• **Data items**
- - - - -
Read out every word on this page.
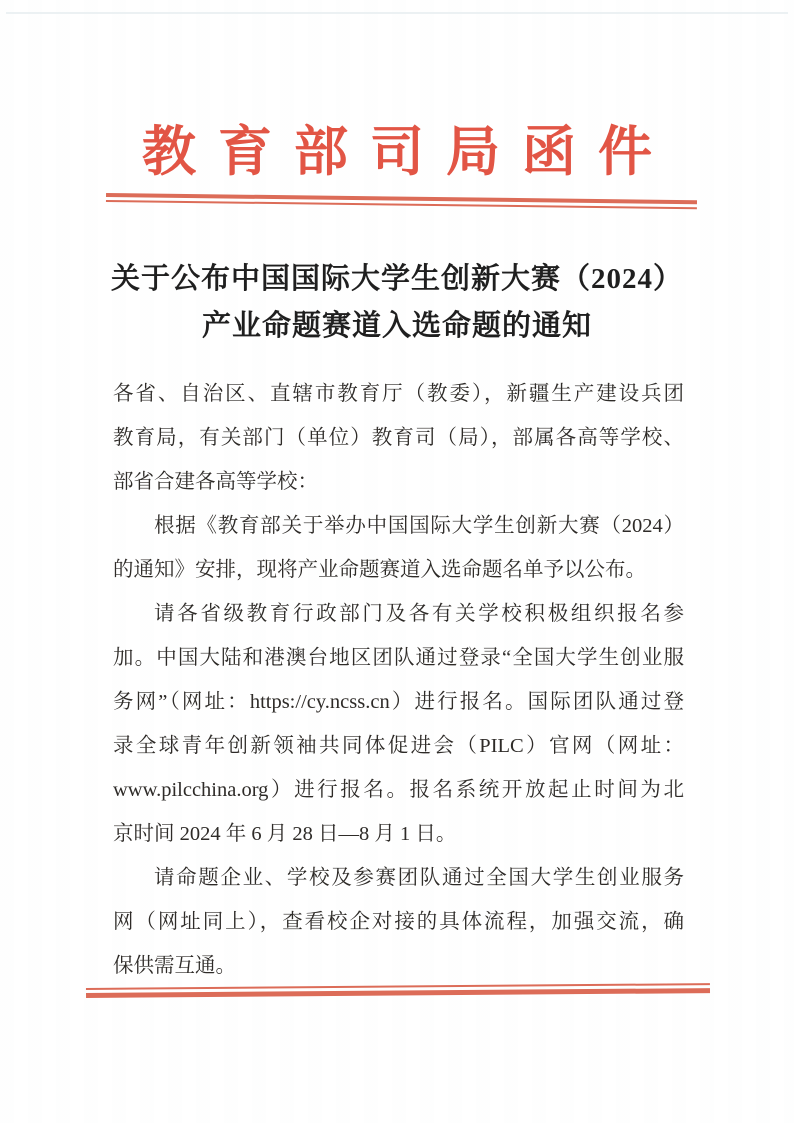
教育部司局函件
关于公布中国国际大学生创新大赛（2024）
产业命题赛道入选命题的通知

各省、自治区、直辖市教育厅（教委），新疆生产建设兵团
教育局，有关部门（单位）教育司（局），部属各高等学校、
部省合建各高等学校：

根据《教育部关于举办中国国际大学生创新大赛（2024）
的通知》安排，现将产业命题赛道入选命题名单予以公布。

请各省级教育行政部门及各有关学校积极组织报名参
加。中国大陆和港澳台地区团队通过登录“全国大学生创业服
务网”（网址：https://cy.ncss.cn）进行报名。国际团队通过登
录全球青年创新领袖共同体促进会（PILC）官网（网址：
www.pilcchina.org）进行报名。报名系统开放起止时间为北
京时间 2024 年 6 月 28 日—8 月 1 日。

请命题企业、学校及参赛团队通过全国大学生创业服务
网（网址同上），查看校企对接的具体流程，加强交流，确
保供需互通。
- - - - -
• **To be done**
Repeat the material above in full and exactly, omitting the pictures.

• **Answer to the problem**
Read out every word on this page.
教育部司局函件
关于公布中国国际大学生创新大赛（2024）
产业命题赛道入选命题的通知

各省、自治区、直辖市教育厅（教委），新疆生产建设兵团
教育局，有关部门（单位）教育司（局），部属各高等学校、
部省合建各高等学校：

根据《教育部关于举办中国国际大学生创新大赛（2024）
的通知》安排，现将产业命题赛道入选命题名单予以公布。

请各省级教育行政部门及各有关学校积极组织报名参
加。中国大陆和港澳台地区团队通过登录“全国大学生创业服
务网”（网址：https://cy.ncss.cn）进行报名。国际团队通过登
录全球青年创新领袖共同体促进会（PILC）官网（网址：
www.pilcchina.org）进行报名。报名系统开放起止时间为北
京时间 2024 年 6 月 28 日—8 月 1 日。

请命题企业、学校及参赛团队通过全国大学生创业服务
网（网址同上），查看校企对接的具体流程，加强交流，确
保供需互通。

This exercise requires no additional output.